Without including any images, repeat the data exactly.

Stored records:
○ ○ ○ ○

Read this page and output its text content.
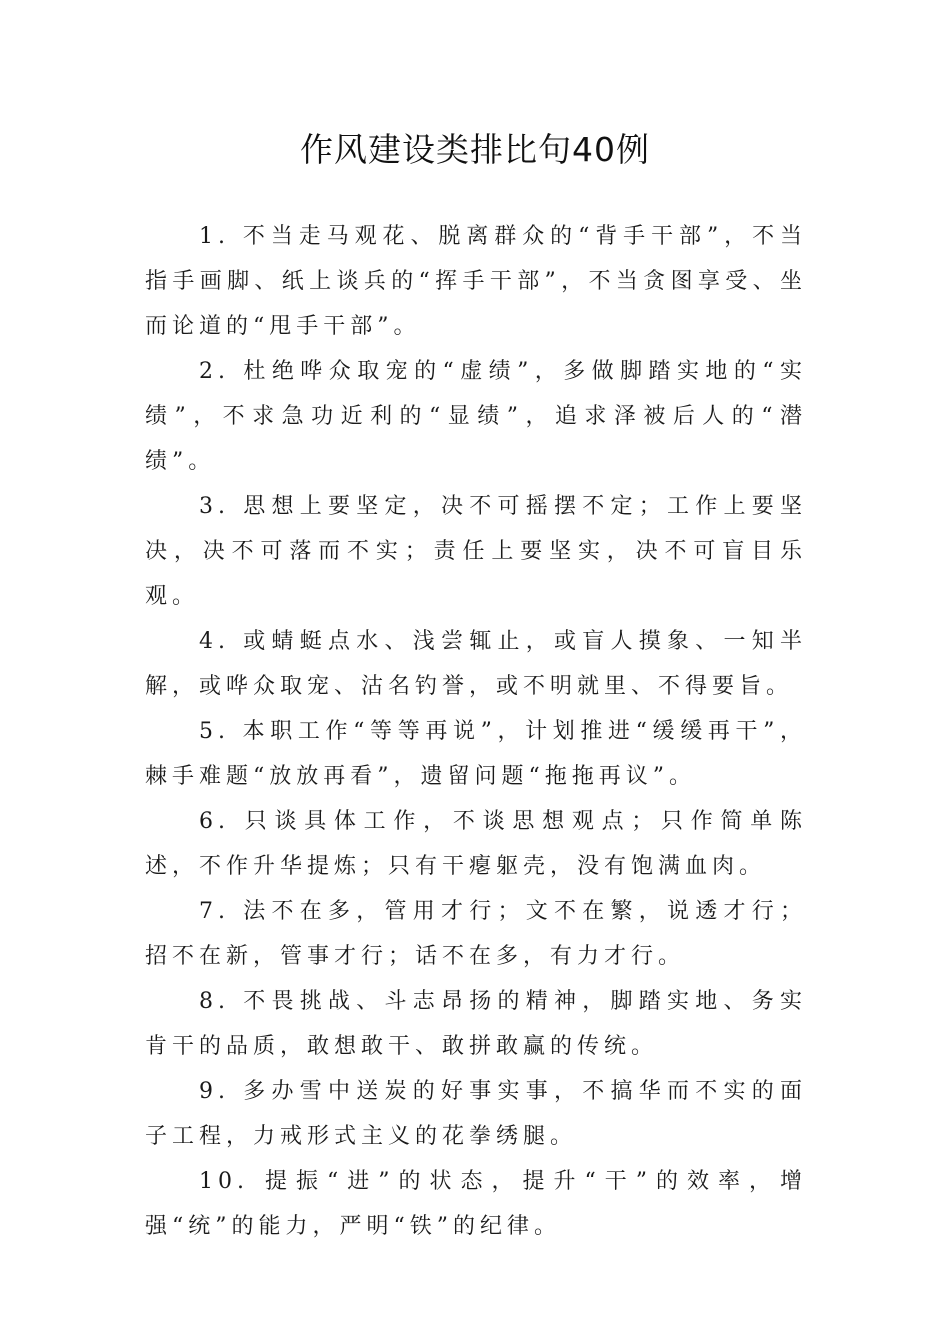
作风建设类排比句40例

1. 不当走马观花、脱离群众的“背手干部”，不当指手画脚、纸上谈兵的“挥手干部”，不当贪图享受、坐而论道的“甩手干部”。

2. 杜绝哗众取宠的“虚绩”，多做脚踏实地的“实绩”，不求急功近利的“显绩”，追求泽被后人的“潜绩”。

3. 思想上要坚定，决不可摇摆不定；工作上要坚决，决不可落而不实；责任上要坚实，决不可盲目乐观。

4. 或蜻蜓点水、浅尝辄止，或盲人摸象、一知半解，或哗众取宠、沽名钓誉，或不明就里、不得要旨。

5. 本职工作“等等再说”，计划推进“缓缓再干”，棘手难题“放放再看”，遗留问题“拖拖再议”。

6. 只谈具体工作，不谈思想观点；只作简单陈述，不作升华提炼；只有干瘪躯壳，没有饱满血肉。

7. 法不在多，管用才行；文不在繁，说透才行；招不在新，管事才行；话不在多，有力才行。

8. 不畏挑战、斗志昂扬的精神，脚踏实地、务实肯干的品质，敢想敢干、敢拼敢赢的传统。

9. 多办雪中送炭的好事实事，不搞华而不实的面子工程，力戒形式主义的花拳绣腿。

10. 提振“进”的状态，提升“干”的效率，增强“统”的能力，严明“铁”的纪律。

○ ○ ○ ○

### Result for this task
Read this page and output its text content.
作风建设类排比句40例

1. 不当走马观花、脱离群众的“背手干部”，不当指手画脚、纸上谈兵的“挥手干部”，不当贪图享受、坐而论道的“甩手干部”。

2. 杜绝哗众取宠的“虚绩”，多做脚踏实地的“实绩”，不求急功近利的“显绩”，追求泽被后人的“潜绩”。

3. 思想上要坚定，决不可摇摆不定；工作上要坚决，决不可落而不实；责任上要坚实，决不可盲目乐观。

4. 或蜻蜓点水、浅尝辄止，或盲人摸象、一知半解，或哗众取宠、沽名钓誉，或不明就里、不得要旨。

5. 本职工作“等等再说”，计划推进“缓缓再干”，棘手难题“放放再看”，遗留问题“拖拖再议”。

6. 只谈具体工作，不谈思想观点；只作简单陈述，不作升华提炼；只有干瘪躯壳，没有饱满血肉。

7. 法不在多，管用才行；文不在繁，说透才行；招不在新，管事才行；话不在多，有力才行。

8. 不畏挑战、斗志昂扬的精神，脚踏实地、务实肯干的品质，敢想敢干、敢拼敢赢的传统。

9. 多办雪中送炭的好事实事，不搞华而不实的面子工程，力戒形式主义的花拳绣腿。

10. 提振“进”的状态，提升“干”的效率，增强“统”的能力，严明“铁”的纪律。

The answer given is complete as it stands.